Write out the records word for word, with no pictures.
* Begin *
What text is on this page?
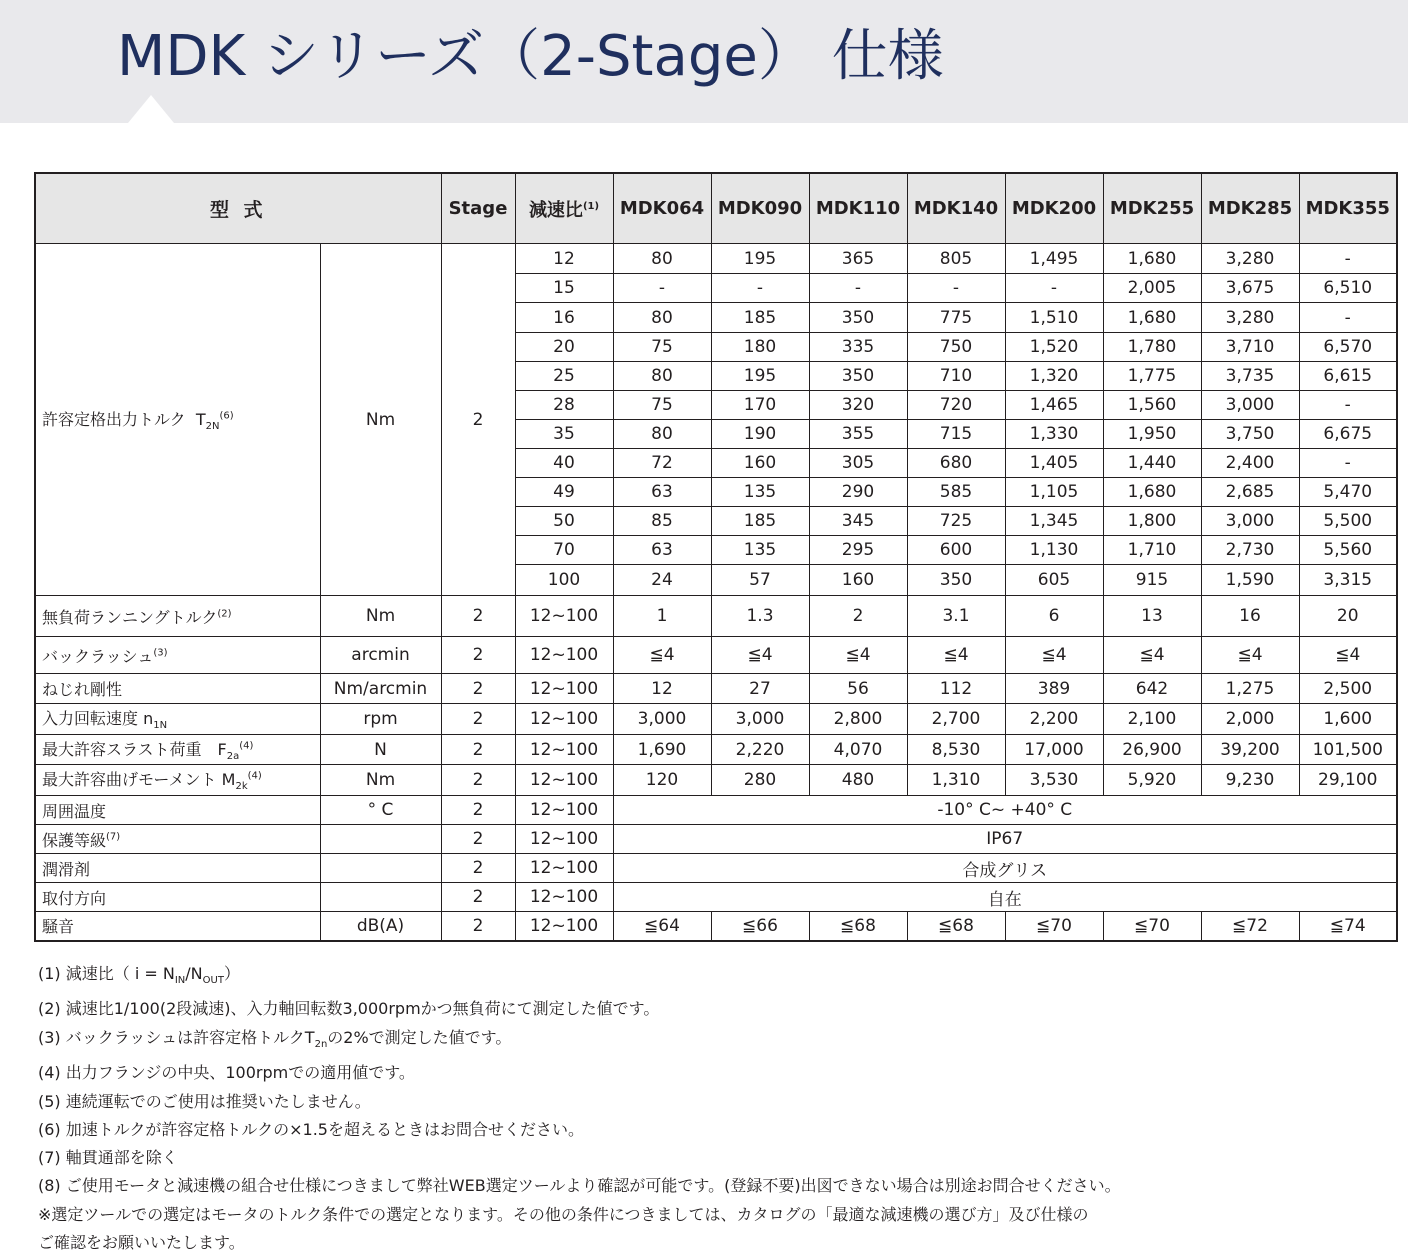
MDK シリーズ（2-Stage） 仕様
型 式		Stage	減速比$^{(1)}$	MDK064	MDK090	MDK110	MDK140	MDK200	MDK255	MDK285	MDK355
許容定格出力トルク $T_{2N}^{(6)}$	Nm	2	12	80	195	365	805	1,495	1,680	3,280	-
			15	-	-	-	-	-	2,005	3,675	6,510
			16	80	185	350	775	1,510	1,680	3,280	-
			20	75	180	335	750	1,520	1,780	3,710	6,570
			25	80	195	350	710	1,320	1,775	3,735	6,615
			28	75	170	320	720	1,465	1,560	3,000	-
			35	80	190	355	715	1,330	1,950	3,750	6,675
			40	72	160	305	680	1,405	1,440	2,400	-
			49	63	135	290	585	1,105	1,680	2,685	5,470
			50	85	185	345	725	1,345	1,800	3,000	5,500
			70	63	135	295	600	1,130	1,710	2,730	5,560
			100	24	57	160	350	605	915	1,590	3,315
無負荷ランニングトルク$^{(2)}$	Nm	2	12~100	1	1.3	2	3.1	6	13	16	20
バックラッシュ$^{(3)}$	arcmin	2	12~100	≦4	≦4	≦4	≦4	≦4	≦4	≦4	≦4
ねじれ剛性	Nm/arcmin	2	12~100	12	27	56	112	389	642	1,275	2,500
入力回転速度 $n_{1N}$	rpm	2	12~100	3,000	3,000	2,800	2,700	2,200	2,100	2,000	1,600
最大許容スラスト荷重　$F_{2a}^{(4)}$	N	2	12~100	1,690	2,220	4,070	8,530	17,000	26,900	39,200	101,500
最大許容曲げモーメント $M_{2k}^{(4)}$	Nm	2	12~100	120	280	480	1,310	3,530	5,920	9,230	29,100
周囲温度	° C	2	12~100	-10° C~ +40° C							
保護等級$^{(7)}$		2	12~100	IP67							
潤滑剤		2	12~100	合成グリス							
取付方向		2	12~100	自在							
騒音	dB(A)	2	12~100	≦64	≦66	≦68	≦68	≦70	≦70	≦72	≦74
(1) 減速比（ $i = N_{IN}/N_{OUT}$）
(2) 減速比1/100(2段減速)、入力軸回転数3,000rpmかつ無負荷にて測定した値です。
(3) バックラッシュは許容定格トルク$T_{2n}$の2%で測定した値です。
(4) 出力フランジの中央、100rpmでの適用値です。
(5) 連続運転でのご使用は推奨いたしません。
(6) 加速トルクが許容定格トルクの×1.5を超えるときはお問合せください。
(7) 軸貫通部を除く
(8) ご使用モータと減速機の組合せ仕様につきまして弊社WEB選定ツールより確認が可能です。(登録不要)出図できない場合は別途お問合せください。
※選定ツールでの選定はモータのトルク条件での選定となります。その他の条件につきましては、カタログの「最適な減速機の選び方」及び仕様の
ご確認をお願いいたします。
* End *
Complete answer —
What text is on this page?
MDK シリーズ（2-Stage） 仕様
型 式		Stage	減速比$^{(1)}$	MDK064	MDK090	MDK110	MDK140	MDK200	MDK255	MDK285	MDK355
許容定格出力トルク $T_{2N}^{(6)}$	Nm	2	12	80	195	365	805	1,495	1,680	3,280	-
			15	-	-	-	-	-	2,005	3,675	6,510
			16	80	185	350	775	1,510	1,680	3,280	-
			20	75	180	335	750	1,520	1,780	3,710	6,570
			25	80	195	350	710	1,320	1,775	3,735	6,615
			28	75	170	320	720	1,465	1,560	3,000	-
			35	80	190	355	715	1,330	1,950	3,750	6,675
			40	72	160	305	680	1,405	1,440	2,400	-
			49	63	135	290	585	1,105	1,680	2,685	5,470
			50	85	185	345	725	1,345	1,800	3,000	5,500
			70	63	135	295	600	1,130	1,710	2,730	5,560
			100	24	57	160	350	605	915	1,590	3,315
無負荷ランニングトルク$^{(2)}$	Nm	2	12~100	1	1.3	2	3.1	6	13	16	20
バックラッシュ$^{(3)}$	arcmin	2	12~100	≦4	≦4	≦4	≦4	≦4	≦4	≦4	≦4
ねじれ剛性	Nm/arcmin	2	12~100	12	27	56	112	389	642	1,275	2,500
入力回転速度 $n_{1N}$	rpm	2	12~100	3,000	3,000	2,800	2,700	2,200	2,100	2,000	1,600
最大許容スラスト荷重　$F_{2a}^{(4)}$	N	2	12~100	1,690	2,220	4,070	8,530	17,000	26,900	39,200	101,500
最大許容曲げモーメント $M_{2k}^{(4)}$	Nm	2	12~100	120	280	480	1,310	3,530	5,920	9,230	29,100
周囲温度	° C	2	12~100	-10° C~ +40° C							
保護等級$^{(7)}$		2	12~100	IP67							
潤滑剤		2	12~100	合成グリス							
取付方向		2	12~100	自在							
騒音	dB(A)	2	12~100	≦64	≦66	≦68	≦68	≦70	≦70	≦72	≦74
(1) 減速比（ $i = N_{IN}/N_{OUT}$）
(2) 減速比1/100(2段減速)、入力軸回転数3,000rpmかつ無負荷にて測定した値です。
(3) バックラッシュは許容定格トルク$T_{2n}$の2%で測定した値です。
(4) 出力フランジの中央、100rpmでの適用値です。
(5) 連続運転でのご使用は推奨いたしません。
(6) 加速トルクが許容定格トルクの×1.5を超えるときはお問合せください。
(7) 軸貫通部を除く
(8) ご使用モータと減速機の組合せ仕様につきまして弊社WEB選定ツールより確認が可能です。(登録不要)出図できない場合は別途お問合せください。
※選定ツールでの選定はモータのトルク条件での選定となります。その他の条件につきましては、カタログの「最適な減速機の選び方」及び仕様の
ご確認をお願いいたします。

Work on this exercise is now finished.